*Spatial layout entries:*
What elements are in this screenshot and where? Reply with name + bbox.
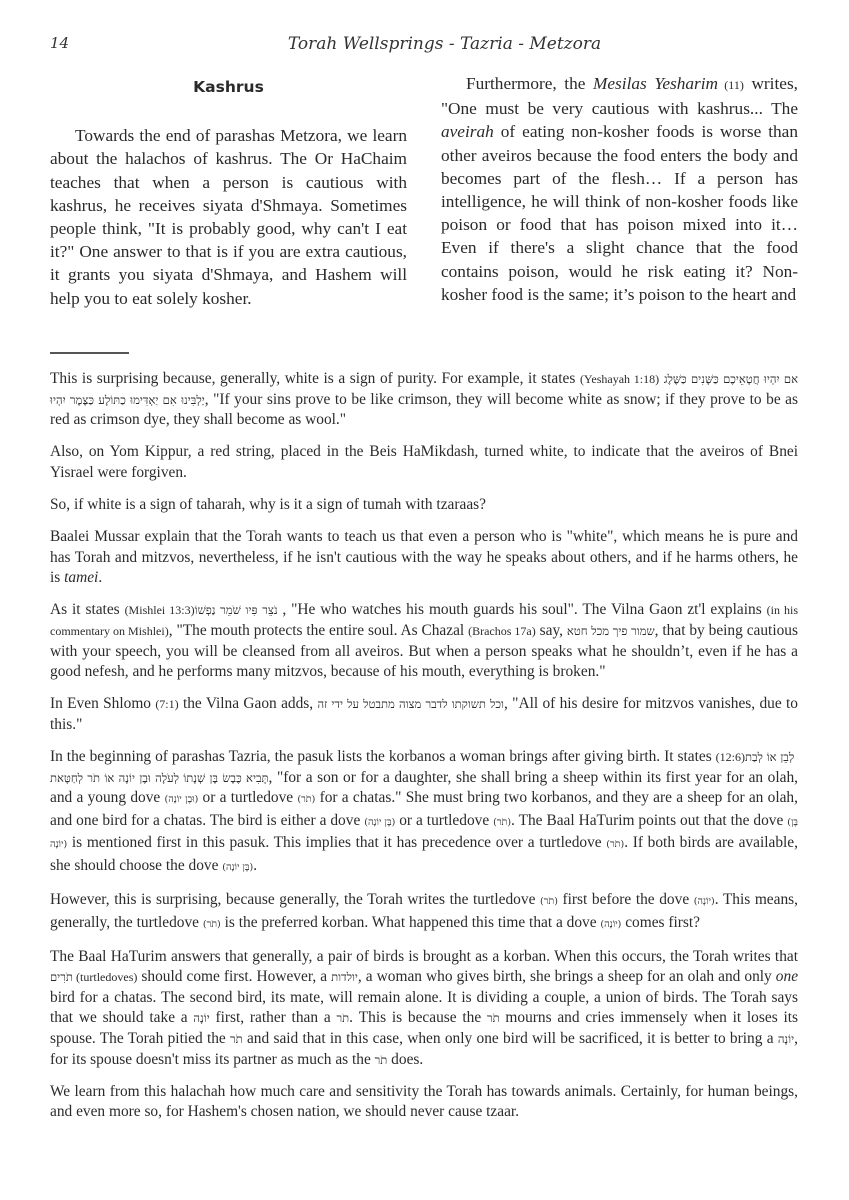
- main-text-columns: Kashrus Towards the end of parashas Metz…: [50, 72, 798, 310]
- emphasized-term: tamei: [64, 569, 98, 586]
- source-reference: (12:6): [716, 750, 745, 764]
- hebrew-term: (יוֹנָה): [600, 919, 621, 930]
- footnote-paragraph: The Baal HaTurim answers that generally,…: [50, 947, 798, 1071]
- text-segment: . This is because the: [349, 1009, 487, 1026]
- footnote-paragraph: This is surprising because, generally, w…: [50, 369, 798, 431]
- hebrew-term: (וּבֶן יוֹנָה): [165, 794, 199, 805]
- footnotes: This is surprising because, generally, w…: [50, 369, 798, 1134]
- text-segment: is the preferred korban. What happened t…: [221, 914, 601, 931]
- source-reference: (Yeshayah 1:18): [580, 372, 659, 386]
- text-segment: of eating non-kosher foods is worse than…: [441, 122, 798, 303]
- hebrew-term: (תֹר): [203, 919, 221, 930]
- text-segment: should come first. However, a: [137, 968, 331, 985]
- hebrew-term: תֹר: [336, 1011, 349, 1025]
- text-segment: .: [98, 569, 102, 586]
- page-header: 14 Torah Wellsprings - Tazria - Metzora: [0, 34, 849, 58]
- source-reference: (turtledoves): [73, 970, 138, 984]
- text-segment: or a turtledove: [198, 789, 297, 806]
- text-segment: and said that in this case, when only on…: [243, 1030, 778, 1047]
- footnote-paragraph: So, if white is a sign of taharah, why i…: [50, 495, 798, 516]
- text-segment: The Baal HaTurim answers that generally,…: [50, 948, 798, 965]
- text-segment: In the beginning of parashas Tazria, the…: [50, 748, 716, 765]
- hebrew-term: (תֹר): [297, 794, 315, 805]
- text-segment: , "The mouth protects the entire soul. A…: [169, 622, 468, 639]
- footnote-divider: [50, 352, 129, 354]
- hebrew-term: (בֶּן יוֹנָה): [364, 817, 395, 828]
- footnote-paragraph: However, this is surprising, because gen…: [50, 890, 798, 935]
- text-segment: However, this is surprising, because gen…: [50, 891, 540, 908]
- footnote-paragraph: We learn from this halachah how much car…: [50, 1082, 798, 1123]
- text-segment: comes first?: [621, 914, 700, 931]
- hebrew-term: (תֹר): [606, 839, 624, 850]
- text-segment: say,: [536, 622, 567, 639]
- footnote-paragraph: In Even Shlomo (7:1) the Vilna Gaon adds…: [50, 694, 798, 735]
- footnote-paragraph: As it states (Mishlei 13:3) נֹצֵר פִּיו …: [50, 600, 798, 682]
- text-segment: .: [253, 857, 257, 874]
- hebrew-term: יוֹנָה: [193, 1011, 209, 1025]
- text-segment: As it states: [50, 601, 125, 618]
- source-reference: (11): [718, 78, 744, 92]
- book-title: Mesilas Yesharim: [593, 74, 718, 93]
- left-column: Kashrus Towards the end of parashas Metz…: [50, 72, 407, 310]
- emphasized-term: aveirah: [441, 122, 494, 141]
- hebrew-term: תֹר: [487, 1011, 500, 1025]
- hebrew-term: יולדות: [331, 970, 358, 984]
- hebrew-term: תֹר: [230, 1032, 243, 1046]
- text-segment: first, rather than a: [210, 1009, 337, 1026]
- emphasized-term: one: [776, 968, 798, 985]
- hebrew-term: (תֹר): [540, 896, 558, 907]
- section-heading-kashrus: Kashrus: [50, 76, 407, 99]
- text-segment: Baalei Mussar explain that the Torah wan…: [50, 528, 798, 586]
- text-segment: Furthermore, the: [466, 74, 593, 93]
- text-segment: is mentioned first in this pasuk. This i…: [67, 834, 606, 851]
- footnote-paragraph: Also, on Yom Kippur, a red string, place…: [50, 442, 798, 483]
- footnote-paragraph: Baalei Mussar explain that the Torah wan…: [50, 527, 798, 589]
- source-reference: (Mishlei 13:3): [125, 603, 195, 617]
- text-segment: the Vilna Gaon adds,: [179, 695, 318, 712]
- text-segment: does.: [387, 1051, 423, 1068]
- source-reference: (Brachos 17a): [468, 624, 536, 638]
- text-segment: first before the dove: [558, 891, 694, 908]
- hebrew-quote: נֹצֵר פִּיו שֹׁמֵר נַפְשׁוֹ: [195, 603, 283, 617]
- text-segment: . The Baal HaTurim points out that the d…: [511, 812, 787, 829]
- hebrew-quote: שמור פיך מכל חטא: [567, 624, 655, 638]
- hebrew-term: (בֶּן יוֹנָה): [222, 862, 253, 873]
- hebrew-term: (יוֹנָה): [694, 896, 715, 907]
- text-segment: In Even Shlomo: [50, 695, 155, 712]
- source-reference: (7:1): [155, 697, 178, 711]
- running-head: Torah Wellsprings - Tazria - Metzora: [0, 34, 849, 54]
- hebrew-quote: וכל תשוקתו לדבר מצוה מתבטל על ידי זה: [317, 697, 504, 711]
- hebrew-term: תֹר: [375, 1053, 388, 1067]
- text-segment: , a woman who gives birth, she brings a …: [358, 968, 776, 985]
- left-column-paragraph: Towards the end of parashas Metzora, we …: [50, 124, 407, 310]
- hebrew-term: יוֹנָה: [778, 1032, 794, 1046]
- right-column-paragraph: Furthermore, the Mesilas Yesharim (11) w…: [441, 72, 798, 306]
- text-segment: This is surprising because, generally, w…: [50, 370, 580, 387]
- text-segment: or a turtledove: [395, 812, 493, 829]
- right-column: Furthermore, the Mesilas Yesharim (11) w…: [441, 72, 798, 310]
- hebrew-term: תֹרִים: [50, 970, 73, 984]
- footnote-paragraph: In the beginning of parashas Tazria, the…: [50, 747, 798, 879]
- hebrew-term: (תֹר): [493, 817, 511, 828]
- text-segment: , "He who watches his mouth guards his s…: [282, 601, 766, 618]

*Task goal:* Can you reproduce every line of the material above word for word, leaving out the pictures?

*Exercise response:*
What elements are in this screenshot and where? Reply with name + bbox.
- main-text-columns: Kashrus Towards the end of parashas Metz…: [50, 72, 798, 310]
- emphasized-term: tamei: [64, 569, 98, 586]
- source-reference: (12:6): [716, 750, 745, 764]
- hebrew-term: (יוֹנָה): [600, 919, 621, 930]
- footnote-paragraph: The Baal HaTurim answers that generally,…: [50, 947, 798, 1071]
- text-segment: . This is because the: [349, 1009, 487, 1026]
- footnote-paragraph: This is surprising because, generally, w…: [50, 369, 798, 431]
- hebrew-term: (וּבֶן יוֹנָה): [165, 794, 199, 805]
- footnotes: This is surprising because, generally, w…: [50, 369, 798, 1134]
- text-segment: is the preferred korban. What happened t…: [221, 914, 601, 931]
- source-reference: (Yeshayah 1:18): [580, 372, 659, 386]
- text-segment: of eating non-kosher foods is worse than…: [441, 122, 798, 303]
- hebrew-term: (תֹר): [203, 919, 221, 930]
- text-segment: should come first. However, a: [137, 968, 331, 985]
- hebrew-term: תֹר: [336, 1011, 349, 1025]
- text-segment: .: [98, 569, 102, 586]
- page-header: 14 Torah Wellsprings - Tazria - Metzora: [0, 34, 849, 58]
- source-reference: (turtledoves): [73, 970, 138, 984]
- text-segment: or a turtledove: [198, 789, 297, 806]
- text-segment: and said that in this case, when only on…: [243, 1030, 778, 1047]
- footnote-paragraph: So, if white is a sign of taharah, why i…: [50, 495, 798, 516]
- text-segment: The Baal HaTurim answers that generally,…: [50, 948, 798, 965]
- text-segment: In the beginning of parashas Tazria, the…: [50, 748, 716, 765]
- hebrew-term: (תֹר): [297, 794, 315, 805]
- text-segment: , "The mouth protects the entire soul. A…: [169, 622, 468, 639]
- footnote-divider: [50, 352, 129, 354]
- hebrew-term: (בֶּן יוֹנָה): [364, 817, 395, 828]
- footnote-paragraph: However, this is surprising, because gen…: [50, 890, 798, 935]
- text-segment: However, this is surprising, because gen…: [50, 891, 540, 908]
- footnote-paragraph: We learn from this halachah how much car…: [50, 1082, 798, 1123]
- text-segment: comes first?: [621, 914, 700, 931]
- hebrew-term: (תֹר): [606, 839, 624, 850]
- text-segment: say,: [536, 622, 567, 639]
- footnote-paragraph: In Even Shlomo (7:1) the Vilna Gaon adds…: [50, 694, 798, 735]
- footnote-paragraph: As it states (Mishlei 13:3) נֹצֵר פִּיו …: [50, 600, 798, 682]
- text-segment: .: [253, 857, 257, 874]
- hebrew-term: יוֹנָה: [193, 1011, 209, 1025]
- text-segment: As it states: [50, 601, 125, 618]
- source-reference: (11): [718, 78, 744, 92]
- book-title: Mesilas Yesharim: [593, 74, 718, 93]
- left-column: Kashrus Towards the end of parashas Metz…: [50, 72, 407, 310]
- emphasized-term: aveirah: [441, 122, 494, 141]
- hebrew-term: תֹר: [487, 1011, 500, 1025]
- hebrew-term: יולדות: [331, 970, 358, 984]
- hebrew-term: תֹר: [230, 1032, 243, 1046]
- text-segment: first, rather than a: [210, 1009, 337, 1026]
- emphasized-term: one: [776, 968, 798, 985]
- hebrew-term: (תֹר): [540, 896, 558, 907]
- section-heading-kashrus: Kashrus: [50, 76, 407, 99]
- text-segment: Baalei Mussar explain that the Torah wan…: [50, 528, 798, 586]
- text-segment: Furthermore, the: [466, 74, 593, 93]
- text-segment: is mentioned first in this pasuk. This i…: [67, 834, 606, 851]
- footnote-paragraph: Also, on Yom Kippur, a red string, place…: [50, 442, 798, 483]
- footnote-paragraph: Baalei Mussar explain that the Torah wan…: [50, 527, 798, 589]
- source-reference: (Mishlei 13:3): [125, 603, 195, 617]
- text-segment: the Vilna Gaon adds,: [179, 695, 318, 712]
- text-segment: does.: [387, 1051, 423, 1068]
- source-reference: (Brachos 17a): [468, 624, 536, 638]
- text-segment: first before the dove: [558, 891, 694, 908]
- hebrew-quote: נֹצֵר פִּיו שֹׁמֵר נַפְשׁוֹ: [195, 603, 283, 617]
- text-segment: . The Baal HaTurim points out that the d…: [511, 812, 787, 829]
- hebrew-quote: שמור פיך מכל חטא: [567, 624, 655, 638]
- hebrew-term: (בֶּן יוֹנָה): [222, 862, 253, 873]
- hebrew-term: (יוֹנָה): [694, 896, 715, 907]
- text-segment: In Even Shlomo: [50, 695, 155, 712]
- source-reference: (7:1): [155, 697, 178, 711]
- running-head: Torah Wellsprings - Tazria - Metzora: [0, 34, 849, 54]
- hebrew-quote: וכל תשוקתו לדבר מצוה מתבטל על ידי זה: [317, 697, 504, 711]
- hebrew-term: תֹר: [375, 1053, 388, 1067]
- text-segment: , a woman who gives birth, she brings a …: [358, 968, 776, 985]
- left-column-paragraph: Towards the end of parashas Metzora, we …: [50, 124, 407, 310]
- hebrew-term: יוֹנָה: [778, 1032, 794, 1046]
- right-column-paragraph: Furthermore, the Mesilas Yesharim (11) w…: [441, 72, 798, 306]
- text-segment: This is surprising because, generally, w…: [50, 370, 580, 387]
- text-segment: or a turtledove: [395, 812, 493, 829]
- right-column: Furthermore, the Mesilas Yesharim (11) w…: [441, 72, 798, 310]
- hebrew-term: תֹרִים: [50, 970, 73, 984]
- footnote-paragraph: In the beginning of parashas Tazria, the…: [50, 747, 798, 879]
- hebrew-term: (תֹר): [493, 817, 511, 828]
- text-segment: , "He who watches his mouth guards his s…: [282, 601, 766, 618]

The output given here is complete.